## [What you need to do]
Single out each line with the word "требований" and copy it.

## [Provided data]
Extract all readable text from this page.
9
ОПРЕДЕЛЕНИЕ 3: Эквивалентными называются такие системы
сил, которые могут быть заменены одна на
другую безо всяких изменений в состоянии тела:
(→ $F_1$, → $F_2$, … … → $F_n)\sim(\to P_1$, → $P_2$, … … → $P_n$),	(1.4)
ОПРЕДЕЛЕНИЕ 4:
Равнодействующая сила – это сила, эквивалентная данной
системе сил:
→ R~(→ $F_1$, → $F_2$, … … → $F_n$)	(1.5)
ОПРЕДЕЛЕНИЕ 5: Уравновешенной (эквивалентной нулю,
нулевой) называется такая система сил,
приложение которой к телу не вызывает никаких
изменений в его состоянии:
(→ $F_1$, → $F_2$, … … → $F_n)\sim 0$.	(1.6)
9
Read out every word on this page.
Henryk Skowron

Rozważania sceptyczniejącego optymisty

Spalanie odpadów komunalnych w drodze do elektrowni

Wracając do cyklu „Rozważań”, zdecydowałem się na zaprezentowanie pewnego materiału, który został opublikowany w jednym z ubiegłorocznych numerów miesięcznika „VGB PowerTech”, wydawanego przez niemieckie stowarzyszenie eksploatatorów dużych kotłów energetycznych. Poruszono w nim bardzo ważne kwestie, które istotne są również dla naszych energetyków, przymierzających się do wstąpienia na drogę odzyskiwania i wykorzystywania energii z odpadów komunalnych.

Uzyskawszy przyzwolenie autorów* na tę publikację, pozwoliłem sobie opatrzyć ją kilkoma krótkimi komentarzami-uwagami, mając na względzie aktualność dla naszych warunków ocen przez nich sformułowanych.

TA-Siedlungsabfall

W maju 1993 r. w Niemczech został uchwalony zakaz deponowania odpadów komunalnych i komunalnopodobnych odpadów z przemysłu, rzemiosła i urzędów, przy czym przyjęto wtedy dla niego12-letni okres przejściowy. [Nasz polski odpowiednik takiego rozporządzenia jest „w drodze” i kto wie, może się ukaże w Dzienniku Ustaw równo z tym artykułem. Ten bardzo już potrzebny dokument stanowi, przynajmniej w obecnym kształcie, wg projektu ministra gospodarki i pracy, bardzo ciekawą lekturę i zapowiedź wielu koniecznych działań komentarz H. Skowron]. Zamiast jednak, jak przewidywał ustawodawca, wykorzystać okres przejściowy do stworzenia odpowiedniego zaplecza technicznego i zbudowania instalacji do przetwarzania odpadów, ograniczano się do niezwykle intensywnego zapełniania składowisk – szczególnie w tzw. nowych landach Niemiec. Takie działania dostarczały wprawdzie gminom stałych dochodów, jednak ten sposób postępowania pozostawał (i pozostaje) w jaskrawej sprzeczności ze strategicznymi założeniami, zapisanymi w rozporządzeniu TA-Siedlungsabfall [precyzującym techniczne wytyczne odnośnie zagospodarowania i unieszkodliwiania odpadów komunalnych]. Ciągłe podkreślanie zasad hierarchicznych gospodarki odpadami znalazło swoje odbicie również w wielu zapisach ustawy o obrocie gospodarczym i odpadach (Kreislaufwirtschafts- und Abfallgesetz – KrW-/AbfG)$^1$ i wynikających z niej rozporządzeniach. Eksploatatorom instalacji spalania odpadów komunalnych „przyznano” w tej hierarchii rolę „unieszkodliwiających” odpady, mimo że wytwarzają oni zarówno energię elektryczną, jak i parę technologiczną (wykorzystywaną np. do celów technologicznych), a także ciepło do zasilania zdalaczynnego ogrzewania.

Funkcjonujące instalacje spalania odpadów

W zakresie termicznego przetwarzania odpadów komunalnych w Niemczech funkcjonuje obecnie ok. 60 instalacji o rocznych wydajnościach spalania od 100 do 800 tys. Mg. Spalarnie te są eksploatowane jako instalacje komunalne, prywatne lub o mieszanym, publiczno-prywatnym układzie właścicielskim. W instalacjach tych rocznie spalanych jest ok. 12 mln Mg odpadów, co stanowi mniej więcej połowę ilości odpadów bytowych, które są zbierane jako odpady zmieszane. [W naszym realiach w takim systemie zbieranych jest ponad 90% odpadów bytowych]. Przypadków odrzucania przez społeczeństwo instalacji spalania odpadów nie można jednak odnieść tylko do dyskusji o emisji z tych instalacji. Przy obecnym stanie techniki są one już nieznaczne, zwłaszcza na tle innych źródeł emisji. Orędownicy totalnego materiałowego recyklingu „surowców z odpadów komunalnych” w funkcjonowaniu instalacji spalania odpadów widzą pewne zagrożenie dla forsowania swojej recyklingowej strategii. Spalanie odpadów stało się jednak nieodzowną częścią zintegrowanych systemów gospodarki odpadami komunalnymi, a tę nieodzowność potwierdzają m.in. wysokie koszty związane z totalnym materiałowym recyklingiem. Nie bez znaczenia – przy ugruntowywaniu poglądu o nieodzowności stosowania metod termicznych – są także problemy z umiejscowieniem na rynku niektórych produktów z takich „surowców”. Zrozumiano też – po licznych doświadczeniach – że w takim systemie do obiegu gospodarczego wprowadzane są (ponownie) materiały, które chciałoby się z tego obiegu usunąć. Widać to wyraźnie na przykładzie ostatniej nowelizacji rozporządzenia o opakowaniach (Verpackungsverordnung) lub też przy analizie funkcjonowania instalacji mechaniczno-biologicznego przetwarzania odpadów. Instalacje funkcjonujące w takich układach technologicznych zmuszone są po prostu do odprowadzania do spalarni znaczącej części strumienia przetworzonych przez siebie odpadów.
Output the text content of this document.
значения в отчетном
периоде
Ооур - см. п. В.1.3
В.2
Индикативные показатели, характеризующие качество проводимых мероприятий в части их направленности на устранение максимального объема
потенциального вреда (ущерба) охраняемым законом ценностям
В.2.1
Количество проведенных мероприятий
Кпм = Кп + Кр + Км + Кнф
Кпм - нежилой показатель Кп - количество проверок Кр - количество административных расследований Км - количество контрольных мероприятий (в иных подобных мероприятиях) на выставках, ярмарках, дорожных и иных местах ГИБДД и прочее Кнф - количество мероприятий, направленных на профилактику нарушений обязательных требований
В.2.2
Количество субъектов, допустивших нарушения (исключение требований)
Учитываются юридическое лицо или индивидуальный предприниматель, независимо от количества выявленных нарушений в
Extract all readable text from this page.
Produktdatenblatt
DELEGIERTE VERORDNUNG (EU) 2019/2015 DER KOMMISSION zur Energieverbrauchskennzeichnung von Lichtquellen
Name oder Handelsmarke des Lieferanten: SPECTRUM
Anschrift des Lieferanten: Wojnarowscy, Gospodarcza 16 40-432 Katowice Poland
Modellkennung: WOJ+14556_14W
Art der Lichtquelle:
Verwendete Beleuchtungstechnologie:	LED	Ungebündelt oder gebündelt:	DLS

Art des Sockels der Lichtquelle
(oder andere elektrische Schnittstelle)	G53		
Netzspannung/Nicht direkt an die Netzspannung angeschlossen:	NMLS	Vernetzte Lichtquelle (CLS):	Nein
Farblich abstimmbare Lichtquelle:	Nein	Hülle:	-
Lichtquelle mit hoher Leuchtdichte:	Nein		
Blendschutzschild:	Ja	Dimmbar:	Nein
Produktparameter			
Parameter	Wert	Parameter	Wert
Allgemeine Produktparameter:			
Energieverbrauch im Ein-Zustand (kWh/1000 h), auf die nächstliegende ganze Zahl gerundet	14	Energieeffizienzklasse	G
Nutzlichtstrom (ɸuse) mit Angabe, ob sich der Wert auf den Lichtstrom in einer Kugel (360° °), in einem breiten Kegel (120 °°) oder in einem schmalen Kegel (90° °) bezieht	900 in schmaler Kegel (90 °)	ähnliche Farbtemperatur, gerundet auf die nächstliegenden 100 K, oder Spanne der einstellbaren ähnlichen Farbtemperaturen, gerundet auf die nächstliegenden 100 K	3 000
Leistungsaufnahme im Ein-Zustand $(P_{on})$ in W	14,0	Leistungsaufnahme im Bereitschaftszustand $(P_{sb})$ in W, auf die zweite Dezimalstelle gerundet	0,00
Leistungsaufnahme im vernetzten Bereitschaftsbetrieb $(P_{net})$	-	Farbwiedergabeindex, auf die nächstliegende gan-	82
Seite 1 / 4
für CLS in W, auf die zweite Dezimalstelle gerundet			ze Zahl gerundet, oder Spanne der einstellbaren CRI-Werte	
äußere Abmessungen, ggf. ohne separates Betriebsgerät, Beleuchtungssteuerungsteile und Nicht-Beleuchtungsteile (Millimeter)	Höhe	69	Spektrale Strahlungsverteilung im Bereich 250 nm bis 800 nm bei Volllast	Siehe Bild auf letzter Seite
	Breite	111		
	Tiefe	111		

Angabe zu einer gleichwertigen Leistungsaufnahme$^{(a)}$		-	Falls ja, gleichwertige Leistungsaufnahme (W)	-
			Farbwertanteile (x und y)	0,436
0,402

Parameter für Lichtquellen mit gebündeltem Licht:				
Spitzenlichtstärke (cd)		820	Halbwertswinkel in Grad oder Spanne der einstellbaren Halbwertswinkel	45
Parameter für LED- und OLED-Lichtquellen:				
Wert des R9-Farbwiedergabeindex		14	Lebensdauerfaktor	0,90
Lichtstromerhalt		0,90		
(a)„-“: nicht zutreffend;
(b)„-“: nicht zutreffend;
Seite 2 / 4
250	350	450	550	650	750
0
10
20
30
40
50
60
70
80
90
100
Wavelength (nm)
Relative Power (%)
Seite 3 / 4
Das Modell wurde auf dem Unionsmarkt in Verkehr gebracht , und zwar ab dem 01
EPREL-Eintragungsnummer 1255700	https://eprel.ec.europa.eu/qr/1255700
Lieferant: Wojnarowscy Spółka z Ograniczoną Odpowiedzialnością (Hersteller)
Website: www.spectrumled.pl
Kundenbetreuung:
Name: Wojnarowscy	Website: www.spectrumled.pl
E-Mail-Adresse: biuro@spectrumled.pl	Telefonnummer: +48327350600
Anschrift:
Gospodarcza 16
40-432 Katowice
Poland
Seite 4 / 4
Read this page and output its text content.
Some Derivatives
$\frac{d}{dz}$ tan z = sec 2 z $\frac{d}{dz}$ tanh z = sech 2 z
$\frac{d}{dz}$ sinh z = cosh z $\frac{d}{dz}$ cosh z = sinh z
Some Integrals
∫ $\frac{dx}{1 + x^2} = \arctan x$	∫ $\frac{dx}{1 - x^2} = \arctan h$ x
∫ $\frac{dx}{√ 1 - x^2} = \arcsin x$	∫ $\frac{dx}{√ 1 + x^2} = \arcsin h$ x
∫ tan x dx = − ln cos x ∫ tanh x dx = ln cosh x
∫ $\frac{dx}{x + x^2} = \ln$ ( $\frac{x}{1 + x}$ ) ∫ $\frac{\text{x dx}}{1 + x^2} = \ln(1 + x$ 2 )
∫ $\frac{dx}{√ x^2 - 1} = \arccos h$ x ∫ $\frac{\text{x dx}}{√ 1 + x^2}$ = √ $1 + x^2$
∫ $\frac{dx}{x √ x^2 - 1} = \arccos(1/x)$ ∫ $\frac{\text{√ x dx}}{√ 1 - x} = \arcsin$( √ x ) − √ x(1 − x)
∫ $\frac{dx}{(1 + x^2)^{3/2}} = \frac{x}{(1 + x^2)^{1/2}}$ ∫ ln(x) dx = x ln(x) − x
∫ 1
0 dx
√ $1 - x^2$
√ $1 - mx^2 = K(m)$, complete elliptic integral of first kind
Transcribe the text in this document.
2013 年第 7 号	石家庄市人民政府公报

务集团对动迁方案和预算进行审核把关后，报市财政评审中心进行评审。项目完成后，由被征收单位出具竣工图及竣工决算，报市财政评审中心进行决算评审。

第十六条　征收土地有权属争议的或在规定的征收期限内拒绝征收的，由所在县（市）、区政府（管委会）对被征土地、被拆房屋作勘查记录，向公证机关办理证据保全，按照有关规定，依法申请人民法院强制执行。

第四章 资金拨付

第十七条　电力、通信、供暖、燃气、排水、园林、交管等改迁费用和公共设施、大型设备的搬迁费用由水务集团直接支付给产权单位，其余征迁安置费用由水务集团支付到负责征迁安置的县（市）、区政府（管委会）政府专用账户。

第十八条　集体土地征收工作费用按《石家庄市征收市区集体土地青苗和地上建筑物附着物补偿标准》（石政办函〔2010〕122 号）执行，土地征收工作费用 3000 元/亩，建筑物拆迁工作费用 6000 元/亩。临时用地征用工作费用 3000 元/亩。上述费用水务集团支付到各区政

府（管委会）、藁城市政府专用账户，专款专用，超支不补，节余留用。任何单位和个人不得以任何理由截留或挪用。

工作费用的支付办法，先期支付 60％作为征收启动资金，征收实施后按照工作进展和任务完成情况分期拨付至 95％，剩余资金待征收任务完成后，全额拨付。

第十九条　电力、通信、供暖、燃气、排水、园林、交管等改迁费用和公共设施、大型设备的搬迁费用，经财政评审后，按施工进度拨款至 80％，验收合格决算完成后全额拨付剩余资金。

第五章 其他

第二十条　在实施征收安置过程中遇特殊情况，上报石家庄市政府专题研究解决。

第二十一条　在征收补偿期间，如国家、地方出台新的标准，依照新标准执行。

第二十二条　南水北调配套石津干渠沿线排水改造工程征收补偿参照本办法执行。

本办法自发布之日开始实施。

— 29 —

## [Exercise response]
Кпм - нежилой показатель Кп - количество проверок Кр - количество административных расследований Км - количество контрольных мероприятий (в иных подобных мероприятиях) на выставках, ярмарках, дорожных и иных местах ГИБДД и прочее Кнф - количество мероприятий, направленных на профилактику нарушений обязательных требований
Количество субъектов, допустивших нарушения (исключение требований)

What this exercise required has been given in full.